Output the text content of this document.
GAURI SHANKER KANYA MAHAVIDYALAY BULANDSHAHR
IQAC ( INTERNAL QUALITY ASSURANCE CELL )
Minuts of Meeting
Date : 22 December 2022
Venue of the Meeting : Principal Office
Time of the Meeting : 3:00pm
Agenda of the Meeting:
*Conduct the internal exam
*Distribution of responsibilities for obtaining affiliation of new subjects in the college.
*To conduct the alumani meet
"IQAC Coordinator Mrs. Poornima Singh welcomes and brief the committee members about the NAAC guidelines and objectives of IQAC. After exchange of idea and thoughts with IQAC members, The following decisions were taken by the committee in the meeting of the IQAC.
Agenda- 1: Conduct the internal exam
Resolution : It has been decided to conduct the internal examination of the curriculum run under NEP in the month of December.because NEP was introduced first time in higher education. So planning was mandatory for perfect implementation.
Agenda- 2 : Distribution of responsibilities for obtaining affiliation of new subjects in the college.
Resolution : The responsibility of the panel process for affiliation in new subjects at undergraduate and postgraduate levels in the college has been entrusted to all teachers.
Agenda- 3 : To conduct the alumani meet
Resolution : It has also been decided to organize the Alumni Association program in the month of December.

* * *

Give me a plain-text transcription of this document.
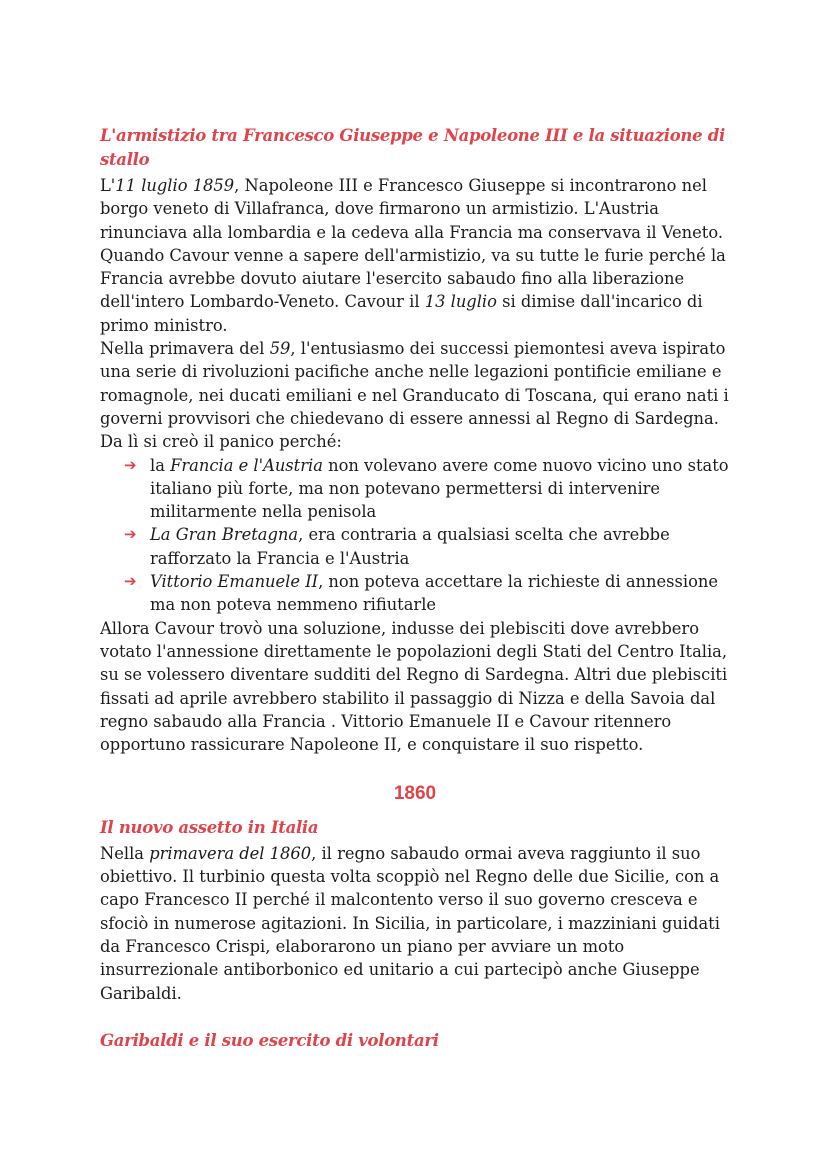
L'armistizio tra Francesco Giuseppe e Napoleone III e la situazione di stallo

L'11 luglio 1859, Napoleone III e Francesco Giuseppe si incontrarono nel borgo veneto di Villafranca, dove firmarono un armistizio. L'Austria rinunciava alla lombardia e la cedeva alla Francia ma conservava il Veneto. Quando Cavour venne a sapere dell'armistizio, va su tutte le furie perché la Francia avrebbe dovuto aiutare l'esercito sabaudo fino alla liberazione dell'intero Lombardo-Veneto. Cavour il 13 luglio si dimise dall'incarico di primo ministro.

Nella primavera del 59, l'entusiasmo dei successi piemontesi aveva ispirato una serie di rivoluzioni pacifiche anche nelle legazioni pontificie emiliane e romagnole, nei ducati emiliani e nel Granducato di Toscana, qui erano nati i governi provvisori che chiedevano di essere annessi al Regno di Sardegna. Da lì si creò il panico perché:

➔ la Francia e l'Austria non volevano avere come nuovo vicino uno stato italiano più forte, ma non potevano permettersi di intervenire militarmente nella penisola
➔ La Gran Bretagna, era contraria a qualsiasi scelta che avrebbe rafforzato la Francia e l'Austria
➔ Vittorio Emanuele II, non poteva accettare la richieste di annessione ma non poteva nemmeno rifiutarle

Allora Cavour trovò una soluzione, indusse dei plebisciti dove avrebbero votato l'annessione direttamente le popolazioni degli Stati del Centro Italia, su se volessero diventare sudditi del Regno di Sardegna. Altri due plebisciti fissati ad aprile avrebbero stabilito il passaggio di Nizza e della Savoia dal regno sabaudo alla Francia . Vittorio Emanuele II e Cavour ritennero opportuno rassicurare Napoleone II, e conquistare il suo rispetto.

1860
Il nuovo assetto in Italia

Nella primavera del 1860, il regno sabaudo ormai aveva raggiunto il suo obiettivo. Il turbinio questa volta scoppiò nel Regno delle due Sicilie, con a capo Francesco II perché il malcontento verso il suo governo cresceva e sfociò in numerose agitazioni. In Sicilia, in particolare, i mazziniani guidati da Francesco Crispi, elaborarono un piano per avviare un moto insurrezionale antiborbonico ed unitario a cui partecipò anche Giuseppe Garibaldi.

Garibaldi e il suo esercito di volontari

WORK REQUIRED: Scan the listing above. Collect all lines with the word "responsibilities".

RESULT BELOW:
*Distribution of responsibilities for obtaining affiliation of new subjects in the college.
Agenda- 2 : Distribution of responsibilities for obtaining affiliation of new subjects in the college.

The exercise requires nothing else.